> [WORK TO DO]
For this exercise, repeat all of the material verbatim apart from its images.
╭──
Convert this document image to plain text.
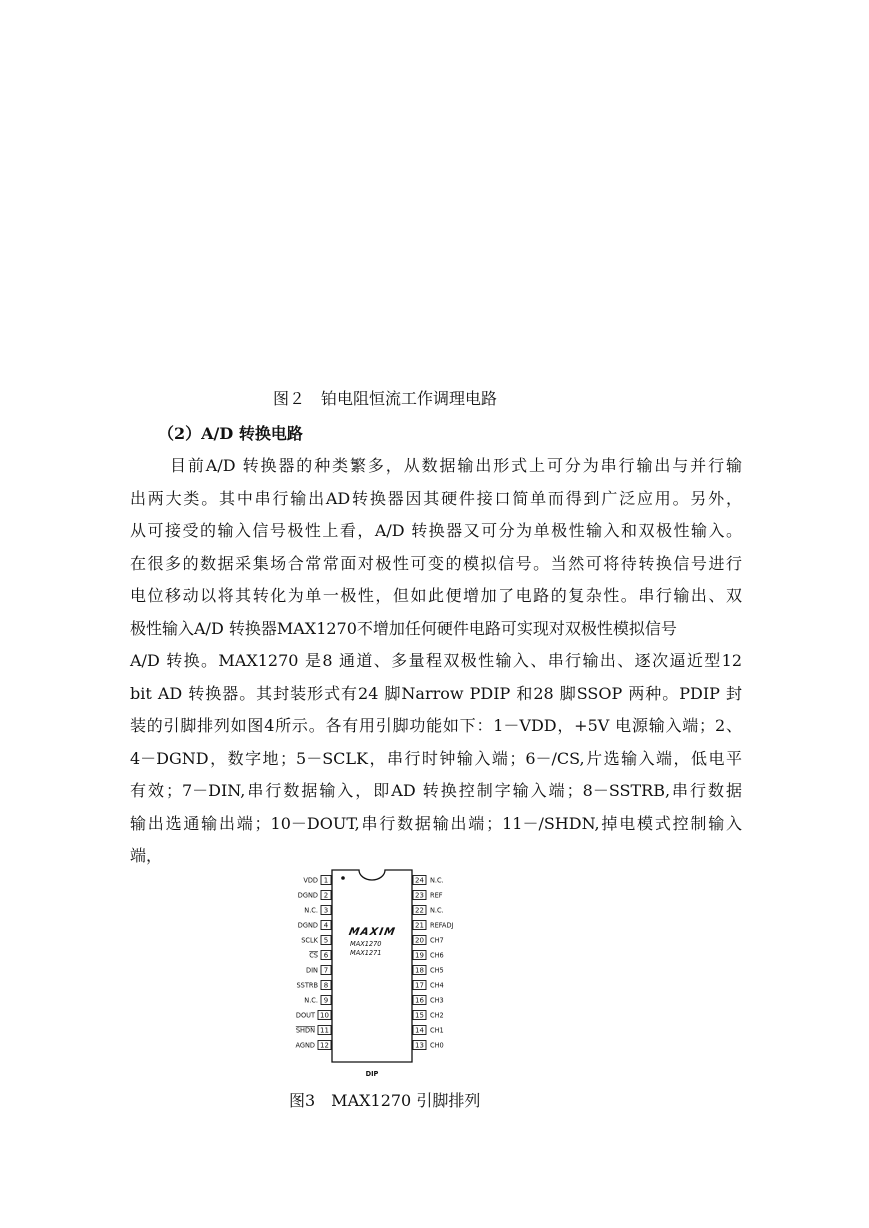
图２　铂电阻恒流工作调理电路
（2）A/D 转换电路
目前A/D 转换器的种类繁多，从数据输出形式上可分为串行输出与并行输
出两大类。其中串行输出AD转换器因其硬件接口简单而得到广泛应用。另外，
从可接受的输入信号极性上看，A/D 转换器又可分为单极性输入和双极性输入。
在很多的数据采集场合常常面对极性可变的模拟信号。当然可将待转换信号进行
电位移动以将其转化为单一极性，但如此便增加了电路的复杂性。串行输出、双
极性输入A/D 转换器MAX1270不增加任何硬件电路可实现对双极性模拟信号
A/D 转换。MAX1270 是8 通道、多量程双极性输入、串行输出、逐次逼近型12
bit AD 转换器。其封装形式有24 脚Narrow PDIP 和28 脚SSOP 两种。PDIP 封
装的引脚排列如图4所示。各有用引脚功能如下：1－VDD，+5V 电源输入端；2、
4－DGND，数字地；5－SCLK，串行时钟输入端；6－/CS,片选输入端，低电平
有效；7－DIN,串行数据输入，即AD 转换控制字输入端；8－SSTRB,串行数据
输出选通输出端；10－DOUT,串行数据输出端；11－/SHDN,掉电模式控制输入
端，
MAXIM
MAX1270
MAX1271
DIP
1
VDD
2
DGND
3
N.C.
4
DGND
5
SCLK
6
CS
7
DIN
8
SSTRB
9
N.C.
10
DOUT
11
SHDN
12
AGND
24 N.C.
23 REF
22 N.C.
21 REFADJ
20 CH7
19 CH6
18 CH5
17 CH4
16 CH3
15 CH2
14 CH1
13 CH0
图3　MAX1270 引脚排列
╰──
> [EXERCISE ANSWER]
Convert this document image to plain text.
图２　铂电阻恒流工作调理电路
（2）A/D 转换电路
目前A/D 转换器的种类繁多，从数据输出形式上可分为串行输出与并行输
出两大类。其中串行输出AD转换器因其硬件接口简单而得到广泛应用。另外，
从可接受的输入信号极性上看，A/D 转换器又可分为单极性输入和双极性输入。
在很多的数据采集场合常常面对极性可变的模拟信号。当然可将待转换信号进行
电位移动以将其转化为单一极性，但如此便增加了电路的复杂性。串行输出、双
极性输入A/D 转换器MAX1270不增加任何硬件电路可实现对双极性模拟信号
A/D 转换。MAX1270 是8 通道、多量程双极性输入、串行输出、逐次逼近型12
bit AD 转换器。其封装形式有24 脚Narrow PDIP 和28 脚SSOP 两种。PDIP 封
装的引脚排列如图4所示。各有用引脚功能如下：1－VDD，+5V 电源输入端；2、
4－DGND，数字地；5－SCLK，串行时钟输入端；6－/CS,片选输入端，低电平
有效；7－DIN,串行数据输入，即AD 转换控制字输入端；8－SSTRB,串行数据
输出选通输出端；10－DOUT,串行数据输出端；11－/SHDN,掉电模式控制输入
端，
MAXIM
MAX1270
MAX1271
DIP
1
VDD
2
DGND
3
N.C.
4
DGND
5
SCLK
6
CS
7
DIN
8
SSTRB
9
N.C.
10
DOUT
11
SHDN
12
AGND
24 N.C.
23 REF
22 N.C.
21 REFADJ
20 CH7
19 CH6
18 CH5
17 CH4
16 CH3
15 CH2
14 CH1
13 CH0
图3　MAX1270 引脚排列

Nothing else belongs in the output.